THE TASK: Copy the records verbatim from their first line through the line that contains "colorbar-swatch [673,61,693,79]", inclusive.

MATERIAL FOR THIS EXERCISE:
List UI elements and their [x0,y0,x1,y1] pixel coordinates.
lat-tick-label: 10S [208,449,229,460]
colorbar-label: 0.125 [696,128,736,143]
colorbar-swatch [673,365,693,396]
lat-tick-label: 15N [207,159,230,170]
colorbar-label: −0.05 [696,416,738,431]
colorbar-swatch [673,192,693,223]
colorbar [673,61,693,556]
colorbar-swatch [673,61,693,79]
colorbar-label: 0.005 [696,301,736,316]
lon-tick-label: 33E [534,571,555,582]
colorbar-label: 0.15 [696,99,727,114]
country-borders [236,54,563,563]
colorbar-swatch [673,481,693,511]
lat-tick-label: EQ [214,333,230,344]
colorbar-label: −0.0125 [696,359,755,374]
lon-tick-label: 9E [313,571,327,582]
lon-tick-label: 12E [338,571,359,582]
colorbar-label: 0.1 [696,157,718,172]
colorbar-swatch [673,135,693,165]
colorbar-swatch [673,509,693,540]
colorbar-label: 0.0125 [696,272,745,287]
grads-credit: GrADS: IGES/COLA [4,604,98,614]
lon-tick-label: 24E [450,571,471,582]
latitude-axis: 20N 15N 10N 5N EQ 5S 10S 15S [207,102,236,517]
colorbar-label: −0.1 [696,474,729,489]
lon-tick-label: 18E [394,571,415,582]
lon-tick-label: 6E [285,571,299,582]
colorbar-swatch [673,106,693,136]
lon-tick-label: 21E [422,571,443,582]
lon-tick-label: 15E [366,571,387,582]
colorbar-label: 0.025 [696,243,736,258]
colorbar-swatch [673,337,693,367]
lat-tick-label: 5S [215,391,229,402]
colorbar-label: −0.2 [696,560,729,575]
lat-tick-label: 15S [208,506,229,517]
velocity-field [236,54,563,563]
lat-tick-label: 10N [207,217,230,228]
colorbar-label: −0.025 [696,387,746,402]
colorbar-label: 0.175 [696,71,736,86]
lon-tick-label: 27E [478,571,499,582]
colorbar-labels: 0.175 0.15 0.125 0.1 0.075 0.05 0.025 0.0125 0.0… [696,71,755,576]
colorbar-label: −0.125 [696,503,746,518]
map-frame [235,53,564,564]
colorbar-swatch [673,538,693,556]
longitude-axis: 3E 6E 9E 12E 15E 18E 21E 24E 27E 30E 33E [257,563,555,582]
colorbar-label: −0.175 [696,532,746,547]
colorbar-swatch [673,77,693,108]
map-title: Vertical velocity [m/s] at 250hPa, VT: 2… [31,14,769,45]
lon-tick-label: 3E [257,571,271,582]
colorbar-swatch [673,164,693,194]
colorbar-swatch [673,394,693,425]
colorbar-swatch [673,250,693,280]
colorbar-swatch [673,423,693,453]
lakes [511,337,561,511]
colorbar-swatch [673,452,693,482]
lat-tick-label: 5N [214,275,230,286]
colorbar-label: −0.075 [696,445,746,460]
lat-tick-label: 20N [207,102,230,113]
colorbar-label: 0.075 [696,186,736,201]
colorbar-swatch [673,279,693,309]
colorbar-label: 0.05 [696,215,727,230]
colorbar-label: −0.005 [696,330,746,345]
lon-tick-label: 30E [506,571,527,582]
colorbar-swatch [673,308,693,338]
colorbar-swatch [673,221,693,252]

SOLUTION TO THE EXERCISE:
List UI elements and their [x0,y0,x1,y1] pixel coordinates.
lat-tick-label: 10S [208,449,229,460]
colorbar-label: 0.125 [696,128,736,143]
colorbar-swatch [673,365,693,396]
lat-tick-label: 15N [207,159,230,170]
colorbar-label: −0.05 [696,416,738,431]
colorbar-swatch [673,192,693,223]
colorbar [673,61,693,556]
colorbar-swatch [673,61,693,79]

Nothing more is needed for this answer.